Start
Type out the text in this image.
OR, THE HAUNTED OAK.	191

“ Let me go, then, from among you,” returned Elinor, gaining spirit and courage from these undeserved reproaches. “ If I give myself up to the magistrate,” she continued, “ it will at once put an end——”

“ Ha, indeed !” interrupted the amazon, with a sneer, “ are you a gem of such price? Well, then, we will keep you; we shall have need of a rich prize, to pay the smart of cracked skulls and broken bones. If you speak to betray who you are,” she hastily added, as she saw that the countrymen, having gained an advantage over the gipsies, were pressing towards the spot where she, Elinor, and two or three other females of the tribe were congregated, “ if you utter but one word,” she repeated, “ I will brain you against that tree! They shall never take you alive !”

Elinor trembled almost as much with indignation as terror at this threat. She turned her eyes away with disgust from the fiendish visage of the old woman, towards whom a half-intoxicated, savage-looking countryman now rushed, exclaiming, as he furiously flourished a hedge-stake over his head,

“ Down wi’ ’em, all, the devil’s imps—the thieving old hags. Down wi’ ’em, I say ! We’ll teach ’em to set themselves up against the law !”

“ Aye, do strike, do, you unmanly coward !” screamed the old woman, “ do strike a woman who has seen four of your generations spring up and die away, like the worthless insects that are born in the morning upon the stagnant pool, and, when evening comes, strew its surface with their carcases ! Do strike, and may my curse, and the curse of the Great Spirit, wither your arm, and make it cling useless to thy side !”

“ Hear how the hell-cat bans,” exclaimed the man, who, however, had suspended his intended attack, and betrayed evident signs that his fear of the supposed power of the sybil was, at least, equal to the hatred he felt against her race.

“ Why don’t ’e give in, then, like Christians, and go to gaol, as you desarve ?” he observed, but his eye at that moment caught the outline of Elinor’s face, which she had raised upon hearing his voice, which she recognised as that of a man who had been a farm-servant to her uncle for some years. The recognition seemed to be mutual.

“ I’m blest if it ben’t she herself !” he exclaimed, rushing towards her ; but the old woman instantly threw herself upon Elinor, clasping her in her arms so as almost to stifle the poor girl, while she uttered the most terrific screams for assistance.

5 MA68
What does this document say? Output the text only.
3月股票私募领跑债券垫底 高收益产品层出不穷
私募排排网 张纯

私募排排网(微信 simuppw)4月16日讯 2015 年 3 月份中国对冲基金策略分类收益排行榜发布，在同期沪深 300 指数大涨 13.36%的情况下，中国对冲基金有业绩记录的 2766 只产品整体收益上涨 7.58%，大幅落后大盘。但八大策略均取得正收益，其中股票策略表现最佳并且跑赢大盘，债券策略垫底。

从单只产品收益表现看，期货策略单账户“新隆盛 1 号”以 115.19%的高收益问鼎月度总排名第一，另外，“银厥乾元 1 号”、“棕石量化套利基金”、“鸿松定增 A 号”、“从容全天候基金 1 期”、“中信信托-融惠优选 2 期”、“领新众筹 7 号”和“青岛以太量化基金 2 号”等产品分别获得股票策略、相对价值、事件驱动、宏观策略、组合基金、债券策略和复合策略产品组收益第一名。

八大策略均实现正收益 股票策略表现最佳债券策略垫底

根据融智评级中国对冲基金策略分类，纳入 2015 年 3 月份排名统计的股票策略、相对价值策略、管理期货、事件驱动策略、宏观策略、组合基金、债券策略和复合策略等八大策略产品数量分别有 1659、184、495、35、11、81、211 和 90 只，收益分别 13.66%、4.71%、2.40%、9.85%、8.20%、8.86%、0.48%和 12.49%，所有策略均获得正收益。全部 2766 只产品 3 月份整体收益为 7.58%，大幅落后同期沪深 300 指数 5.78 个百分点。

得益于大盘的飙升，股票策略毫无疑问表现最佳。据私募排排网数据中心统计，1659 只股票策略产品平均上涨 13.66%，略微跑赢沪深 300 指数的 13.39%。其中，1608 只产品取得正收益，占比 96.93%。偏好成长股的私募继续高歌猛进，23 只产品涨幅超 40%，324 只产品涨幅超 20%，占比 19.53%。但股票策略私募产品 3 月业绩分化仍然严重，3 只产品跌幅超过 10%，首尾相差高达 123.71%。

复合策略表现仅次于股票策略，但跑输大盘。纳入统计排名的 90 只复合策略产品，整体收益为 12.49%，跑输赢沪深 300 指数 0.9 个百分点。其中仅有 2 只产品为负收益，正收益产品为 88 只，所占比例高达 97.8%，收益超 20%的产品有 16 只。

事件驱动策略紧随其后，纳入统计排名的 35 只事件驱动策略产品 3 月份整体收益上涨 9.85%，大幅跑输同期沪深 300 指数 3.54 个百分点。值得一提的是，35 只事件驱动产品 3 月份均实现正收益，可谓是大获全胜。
End
Return the whole listing exactly.

Type out the text in this image.
OR, THE HAUNTED OAK.	191

“ Let me go, then, from among you,” returned Elinor, gaining spirit and courage from these undeserved reproaches. “ If I give myself up to the magistrate,” she continued, “ it will at once put an end——”

“ Ha, indeed !” interrupted the amazon, with a sneer, “ are you a gem of such price? Well, then, we will keep you; we shall have need of a rich prize, to pay the smart of cracked skulls and broken bones. If you speak to betray who you are,” she hastily added, as she saw that the countrymen, having gained an advantage over the gipsies, were pressing towards the spot where she, Elinor, and two or three other females of the tribe were congregated, “ if you utter but one word,” she repeated, “ I will brain you against that tree! They shall never take you alive !”

Elinor trembled almost as much with indignation as terror at this threat. She turned her eyes away with disgust from the fiendish visage of the old woman, towards whom a half-intoxicated, savage-looking countryman now rushed, exclaiming, as he furiously flourished a hedge-stake over his head,

“ Down wi’ ’em, all, the devil’s imps—the thieving old hags. Down wi’ ’em, I say ! We’ll teach ’em to set themselves up against the law !”

“ Aye, do strike, do, you unmanly coward !” screamed the old woman, “ do strike a woman who has seen four of your generations spring up and die away, like the worthless insects that are born in the morning upon the stagnant pool, and, when evening comes, strew its surface with their carcases ! Do strike, and may my curse, and the curse of the Great Spirit, wither your arm, and make it cling useless to thy side !”

“ Hear how the hell-cat bans,” exclaimed the man, who, however, had suspended his intended attack, and betrayed evident signs that his fear of the supposed power of the sybil was, at least, equal to the hatred he felt against her race.

“ Why don’t ’e give in, then, like Christians, and go to gaol, as you desarve ?” he observed, but his eye at that moment caught the outline of Elinor’s face, which she had raised upon hearing his voice, which she recognised as that of a man who had been a farm-servant to her uncle for some years. The recognition seemed to be mutual.

“ I’m blest if it ben’t she herself !” he exclaimed, rushing towards her ; but the old woman instantly threw herself upon Elinor, clasping her in her arms so as almost to stifle the poor girl, while she uttered the most terrific screams for assistance.

5 MA68
What does this document say? Output the text only.
3月股票私募领跑债券垫底 高收益产品层出不穷
私募排排网 张纯

私募排排网(微信 simuppw)4月16日讯 2015 年 3 月份中国对冲基金策略分类收益排行榜发布，在同期沪深 300 指数大涨 13.36%的情况下，中国对冲基金有业绩记录的 2766 只产品整体收益上涨 7.58%，大幅落后大盘。但八大策略均取得正收益，其中股票策略表现最佳并且跑赢大盘，债券策略垫底。

从单只产品收益表现看，期货策略单账户“新隆盛 1 号”以 115.19%的高收益问鼎月度总排名第一，另外，“银厥乾元 1 号”、“棕石量化套利基金”、“鸿松定增 A 号”、“从容全天候基金 1 期”、“中信信托-融惠优选 2 期”、“领新众筹 7 号”和“青岛以太量化基金 2 号”等产品分别获得股票策略、相对价值、事件驱动、宏观策略、组合基金、债券策略和复合策略产品组收益第一名。

八大策略均实现正收益 股票策略表现最佳债券策略垫底

根据融智评级中国对冲基金策略分类，纳入 2015 年 3 月份排名统计的股票策略、相对价值策略、管理期货、事件驱动策略、宏观策略、组合基金、债券策略和复合策略等八大策略产品数量分别有 1659、184、495、35、11、81、211 和 90 只，收益分别 13.66%、4.71%、2.40%、9.85%、8.20%、8.86%、0.48%和 12.49%，所有策略均获得正收益。全部 2766 只产品 3 月份整体收益为 7.58%，大幅落后同期沪深 300 指数 5.78 个百分点。

得益于大盘的飙升，股票策略毫无疑问表现最佳。据私募排排网数据中心统计，1659 只股票策略产品平均上涨 13.66%，略微跑赢沪深 300 指数的 13.39%。其中，1608 只产品取得正收益，占比 96.93%。偏好成长股的私募继续高歌猛进，23 只产品涨幅超 40%，324 只产品涨幅超 20%，占比 19.53%。但股票策略私募产品 3 月业绩分化仍然严重，3 只产品跌幅超过 10%，首尾相差高达 123.71%。

复合策略表现仅次于股票策略，但跑输大盘。纳入统计排名的 90 只复合策略产品，整体收益为 12.49%，跑输赢沪深 300 指数 0.9 个百分点。其中仅有 2 只产品为负收益，正收益产品为 88 只，所占比例高达 97.8%，收益超 20%的产品有 16 只。

事件驱动策略紧随其后，纳入统计排名的 35 只事件驱动策略产品 3 月份整体收益上涨 9.85%，大幅跑输同期沪深 300 指数 3.54 个百分点。值得一提的是，35 只事件驱动产品 3 月份均实现正收益，可谓是大获全胜。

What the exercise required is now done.